-- start of Entries shown --

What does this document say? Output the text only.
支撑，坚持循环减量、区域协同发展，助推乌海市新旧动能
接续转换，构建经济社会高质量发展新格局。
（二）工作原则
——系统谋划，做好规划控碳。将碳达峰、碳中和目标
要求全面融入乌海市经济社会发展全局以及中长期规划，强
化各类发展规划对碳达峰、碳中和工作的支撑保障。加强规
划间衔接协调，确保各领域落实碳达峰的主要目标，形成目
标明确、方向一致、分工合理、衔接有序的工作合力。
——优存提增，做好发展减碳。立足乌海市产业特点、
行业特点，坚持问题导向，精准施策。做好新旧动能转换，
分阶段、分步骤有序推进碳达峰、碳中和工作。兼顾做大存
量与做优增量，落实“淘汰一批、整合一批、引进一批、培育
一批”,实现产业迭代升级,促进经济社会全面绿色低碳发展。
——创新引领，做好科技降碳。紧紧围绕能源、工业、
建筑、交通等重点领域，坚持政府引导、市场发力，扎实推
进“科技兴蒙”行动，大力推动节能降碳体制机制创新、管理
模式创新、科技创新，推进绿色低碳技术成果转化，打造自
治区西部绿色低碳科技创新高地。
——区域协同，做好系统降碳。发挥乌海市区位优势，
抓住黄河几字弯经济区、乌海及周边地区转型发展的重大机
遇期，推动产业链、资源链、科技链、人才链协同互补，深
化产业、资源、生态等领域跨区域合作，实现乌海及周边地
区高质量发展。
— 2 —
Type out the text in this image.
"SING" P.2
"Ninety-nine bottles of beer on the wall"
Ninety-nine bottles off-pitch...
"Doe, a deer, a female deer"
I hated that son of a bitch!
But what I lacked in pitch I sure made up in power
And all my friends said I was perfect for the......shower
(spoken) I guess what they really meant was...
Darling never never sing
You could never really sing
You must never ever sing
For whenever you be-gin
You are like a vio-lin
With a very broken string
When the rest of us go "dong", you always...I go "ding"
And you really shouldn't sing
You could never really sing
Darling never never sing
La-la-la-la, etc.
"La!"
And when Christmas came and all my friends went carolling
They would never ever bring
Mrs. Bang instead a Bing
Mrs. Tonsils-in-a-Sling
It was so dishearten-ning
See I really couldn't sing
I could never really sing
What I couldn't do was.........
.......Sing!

-- end of Entries shown --

**Exercise objective:**
Filter the listing above for the string "pitch" and copy every matching line.

**Written answer:**
Ninety-nine bottles off-pitch...
But what I lacked in pitch I sure made up in power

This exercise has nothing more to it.